* [PROBLEM DETAILS]:
Identify the lines bearing the string "بيان" and gather them.

--- begin MATERIAL PROVIDED ---

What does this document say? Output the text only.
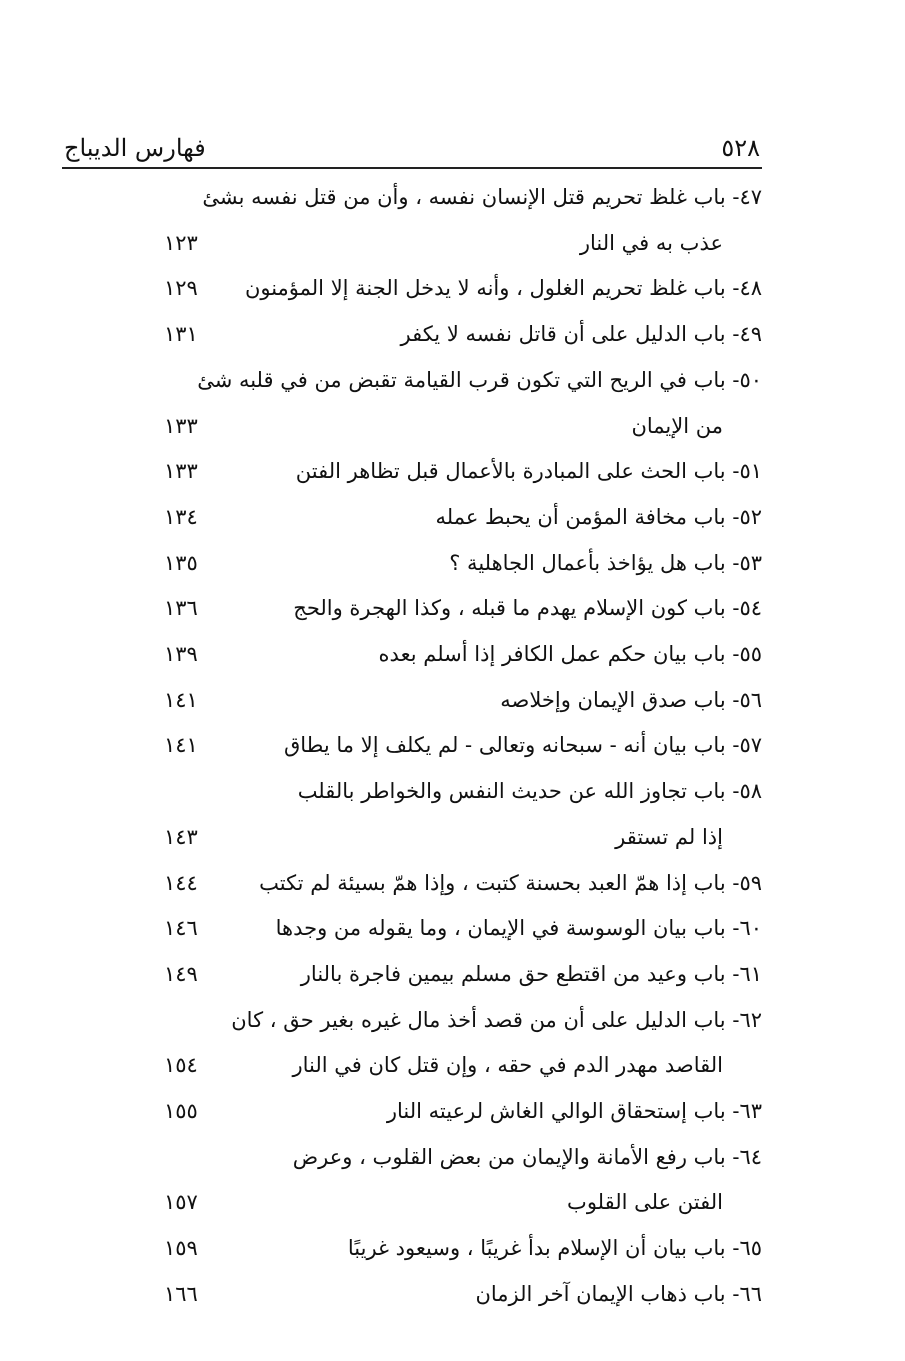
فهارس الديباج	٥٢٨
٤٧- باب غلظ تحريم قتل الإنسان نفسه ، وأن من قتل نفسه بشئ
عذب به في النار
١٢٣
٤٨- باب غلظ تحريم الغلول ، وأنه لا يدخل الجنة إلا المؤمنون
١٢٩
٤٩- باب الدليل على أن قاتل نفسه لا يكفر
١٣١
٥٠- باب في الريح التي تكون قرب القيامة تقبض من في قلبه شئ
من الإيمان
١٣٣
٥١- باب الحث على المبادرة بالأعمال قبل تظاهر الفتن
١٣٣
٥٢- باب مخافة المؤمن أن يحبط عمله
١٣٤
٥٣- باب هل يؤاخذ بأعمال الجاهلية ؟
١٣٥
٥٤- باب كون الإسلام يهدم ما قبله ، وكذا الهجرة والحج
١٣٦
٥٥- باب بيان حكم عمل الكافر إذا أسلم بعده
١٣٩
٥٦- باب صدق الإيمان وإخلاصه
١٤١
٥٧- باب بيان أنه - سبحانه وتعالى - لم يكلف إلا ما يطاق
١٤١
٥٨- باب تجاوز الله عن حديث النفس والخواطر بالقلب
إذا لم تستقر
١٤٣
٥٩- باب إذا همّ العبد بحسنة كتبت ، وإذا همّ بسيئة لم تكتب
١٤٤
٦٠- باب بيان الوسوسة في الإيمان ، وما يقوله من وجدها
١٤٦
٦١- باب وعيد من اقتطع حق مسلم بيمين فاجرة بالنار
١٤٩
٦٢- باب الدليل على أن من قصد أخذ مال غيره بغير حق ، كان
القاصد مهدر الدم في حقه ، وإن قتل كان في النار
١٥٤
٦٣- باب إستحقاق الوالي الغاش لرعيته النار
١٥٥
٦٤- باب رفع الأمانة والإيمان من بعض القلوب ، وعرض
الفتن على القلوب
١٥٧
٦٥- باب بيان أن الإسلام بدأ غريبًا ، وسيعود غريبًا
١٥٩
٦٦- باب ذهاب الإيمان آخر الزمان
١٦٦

--- end MATERIAL PROVIDED ---

* [PROBLEM SOLUTION]:
٥٥- باب بيان حكم عمل الكافر إذا أسلم بعده
٥٧- باب بيان أنه - سبحانه وتعالى - لم يكلف إلا ما يطاق
٦٠- باب بيان الوسوسة في الإيمان ، وما يقوله من وجدها
٦٥- باب بيان أن الإسلام بدأ غريبًا ، وسيعود غريبًا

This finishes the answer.